------ Data for this exercise ------
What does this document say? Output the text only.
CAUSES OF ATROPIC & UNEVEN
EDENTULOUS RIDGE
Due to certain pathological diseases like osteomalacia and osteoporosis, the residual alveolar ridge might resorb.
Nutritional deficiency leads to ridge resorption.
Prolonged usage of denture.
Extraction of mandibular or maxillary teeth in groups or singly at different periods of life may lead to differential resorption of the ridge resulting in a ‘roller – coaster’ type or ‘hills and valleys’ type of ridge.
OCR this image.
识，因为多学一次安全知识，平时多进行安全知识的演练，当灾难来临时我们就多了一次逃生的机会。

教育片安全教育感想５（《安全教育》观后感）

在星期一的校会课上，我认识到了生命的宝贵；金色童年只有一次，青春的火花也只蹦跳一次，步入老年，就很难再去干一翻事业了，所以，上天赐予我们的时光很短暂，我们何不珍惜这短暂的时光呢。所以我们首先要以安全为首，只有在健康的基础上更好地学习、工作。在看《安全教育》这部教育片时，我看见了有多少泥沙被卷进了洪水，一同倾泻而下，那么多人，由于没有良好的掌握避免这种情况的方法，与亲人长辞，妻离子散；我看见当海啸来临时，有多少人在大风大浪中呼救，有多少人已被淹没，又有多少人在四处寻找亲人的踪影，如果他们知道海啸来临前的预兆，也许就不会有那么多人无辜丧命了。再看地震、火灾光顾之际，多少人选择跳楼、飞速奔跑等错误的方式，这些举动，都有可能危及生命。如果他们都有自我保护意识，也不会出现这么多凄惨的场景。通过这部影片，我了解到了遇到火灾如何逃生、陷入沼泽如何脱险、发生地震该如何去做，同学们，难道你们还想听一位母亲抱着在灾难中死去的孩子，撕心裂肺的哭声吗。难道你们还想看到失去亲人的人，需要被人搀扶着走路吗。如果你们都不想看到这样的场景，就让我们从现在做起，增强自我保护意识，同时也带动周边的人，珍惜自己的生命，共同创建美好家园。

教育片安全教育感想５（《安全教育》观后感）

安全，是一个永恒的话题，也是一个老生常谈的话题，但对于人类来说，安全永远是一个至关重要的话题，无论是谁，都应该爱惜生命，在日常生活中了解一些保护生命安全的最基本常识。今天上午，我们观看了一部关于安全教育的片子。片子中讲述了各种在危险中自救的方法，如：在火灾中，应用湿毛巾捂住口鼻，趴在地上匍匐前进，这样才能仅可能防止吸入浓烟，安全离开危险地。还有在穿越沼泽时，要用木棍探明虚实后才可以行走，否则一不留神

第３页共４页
------
Challenge
Print from the line containing "OCR this image." to the last line above, exactly as written.

Written solution
OCR this image.
识，因为多学一次安全知识，平时多进行安全知识的演练，当灾难来临时我们就多了一次逃生的机会。

教育片安全教育感想５（《安全教育》观后感）

在星期一的校会课上，我认识到了生命的宝贵；金色童年只有一次，青春的火花也只蹦跳一次，步入老年，就很难再去干一翻事业了，所以，上天赐予我们的时光很短暂，我们何不珍惜这短暂的时光呢。所以我们首先要以安全为首，只有在健康的基础上更好地学习、工作。在看《安全教育》这部教育片时，我看见了有多少泥沙被卷进了洪水，一同倾泻而下，那么多人，由于没有良好的掌握避免这种情况的方法，与亲人长辞，妻离子散；我看见当海啸来临时，有多少人在大风大浪中呼救，有多少人已被淹没，又有多少人在四处寻找亲人的踪影，如果他们知道海啸来临前的预兆，也许就不会有那么多人无辜丧命了。再看地震、火灾光顾之际，多少人选择跳楼、飞速奔跑等错误的方式，这些举动，都有可能危及生命。如果他们都有自我保护意识，也不会出现这么多凄惨的场景。通过这部影片，我了解到了遇到火灾如何逃生、陷入沼泽如何脱险、发生地震该如何去做，同学们，难道你们还想听一位母亲抱着在灾难中死去的孩子，撕心裂肺的哭声吗。难道你们还想看到失去亲人的人，需要被人搀扶着走路吗。如果你们都不想看到这样的场景，就让我们从现在做起，增强自我保护意识，同时也带动周边的人，珍惜自己的生命，共同创建美好家园。

教育片安全教育感想５（《安全教育》观后感）

安全，是一个永恒的话题，也是一个老生常谈的话题，但对于人类来说，安全永远是一个至关重要的话题，无论是谁，都应该爱惜生命，在日常生活中了解一些保护生命安全的最基本常识。今天上午，我们观看了一部关于安全教育的片子。片子中讲述了各种在危险中自救的方法，如：在火灾中，应用湿毛巾捂住口鼻，趴在地上匍匐前进，这样才能仅可能防止吸入浓烟，安全离开危险地。还有在穿越沼泽时，要用木棍探明虚实后才可以行走，否则一不留神

第３页共４页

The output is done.